Extracted records:
━━━━━━━━━━━━━━━━

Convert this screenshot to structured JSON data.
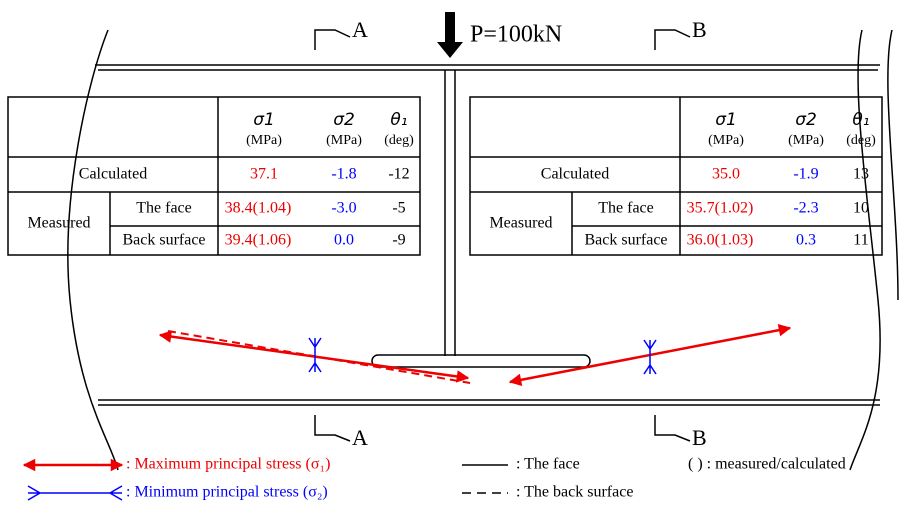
{
  "load": "P=100kN",
  "sections": [
    "A",
    "B"
  ],
  "tables": [
    {
      "header": [
        "σ1",
        "σ2",
        "θ₁"
      ],
      "units": [
        "(MPa)",
        "(MPa)",
        "(deg)"
      ],
      "calculated": {
        "label": "Calculated",
        "values": [
          "37.1",
          "-1.8",
          "-12"
        ]
      },
      "measured": {
        "label": "Measured",
        "rows": [
          {
            "label": "The face",
            "values": [
              "38.4(1.04)",
              "-3.0",
              "-5"
            ]
          },
          {
            "label": "Back surface",
            "values": [
              "39.4(1.06)",
              "0.0",
              "-9"
            ]
          }
        ]
      }
    },
    {
      "header": [
        "σ1",
        "σ2",
        "θ₁"
      ],
      "units": [
        "(MPa)",
        "(MPa)",
        "(deg)"
      ],
      "calculated": {
        "label": "Calculated",
        "values": [
          "35.0",
          "-1.9",
          "13"
        ]
      },
      "measured": {
        "label": "Measured",
        "rows": [
          {
            "label": "The face",
            "values": [
              "35.7(1.02)",
              "-2.3",
              "10"
            ]
          },
          {
            "label": "Back surface",
            "values": [
              "36.0(1.03)",
              "0.3",
              "11"
            ]
          }
        ]
      }
    }
  ],
  "legend": [
    ": Maximum principal stress (σ₁)",
    ": Minimum principal stress (σ₂)",
    ": The face",
    ": The back surface",
    "( ) : measured/calculated"
  ]
}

━━━━━━━━━━━━━━━━

▶ Work instructions
Repeat the listing in full and exactly. Leave any pictures out.

▶ Reply
Convert this screenshot to structured JSON data.
{
  "load": "P=100kN",
  "sections": [
    "A",
    "B"
  ],
  "tables": [
    {
      "header": [
        "σ1",
        "σ2",
        "θ₁"
      ],
      "units": [
        "(MPa)",
        "(MPa)",
        "(deg)"
      ],
      "calculated": {
        "label": "Calculated",
        "values": [
          "37.1",
          "-1.8",
          "-12"
        ]
      },
      "measured": {
        "label": "Measured",
        "rows": [
          {
            "label": "The face",
            "values": [
              "38.4(1.04)",
              "-3.0",
              "-5"
            ]
          },
          {
            "label": "Back surface",
            "values": [
              "39.4(1.06)",
              "0.0",
              "-9"
            ]
          }
        ]
      }
    },
    {
      "header": [
        "σ1",
        "σ2",
        "θ₁"
      ],
      "units": [
        "(MPa)",
        "(MPa)",
        "(deg)"
      ],
      "calculated": {
        "label": "Calculated",
        "values": [
          "35.0",
          "-1.9",
          "13"
        ]
      },
      "measured": {
        "label": "Measured",
        "rows": [
          {
            "label": "The face",
            "values": [
              "35.7(1.02)",
              "-2.3",
              "10"
            ]
          },
          {
            "label": "Back surface",
            "values": [
              "36.0(1.03)",
              "0.3",
              "11"
            ]
          }
        ]
      }
    }
  ],
  "legend": [
    ": Maximum principal stress (σ₁)",
    ": Minimum principal stress (σ₂)",
    ": The face",
    ": The back surface",
    "( ) : measured/calculated"
  ]
}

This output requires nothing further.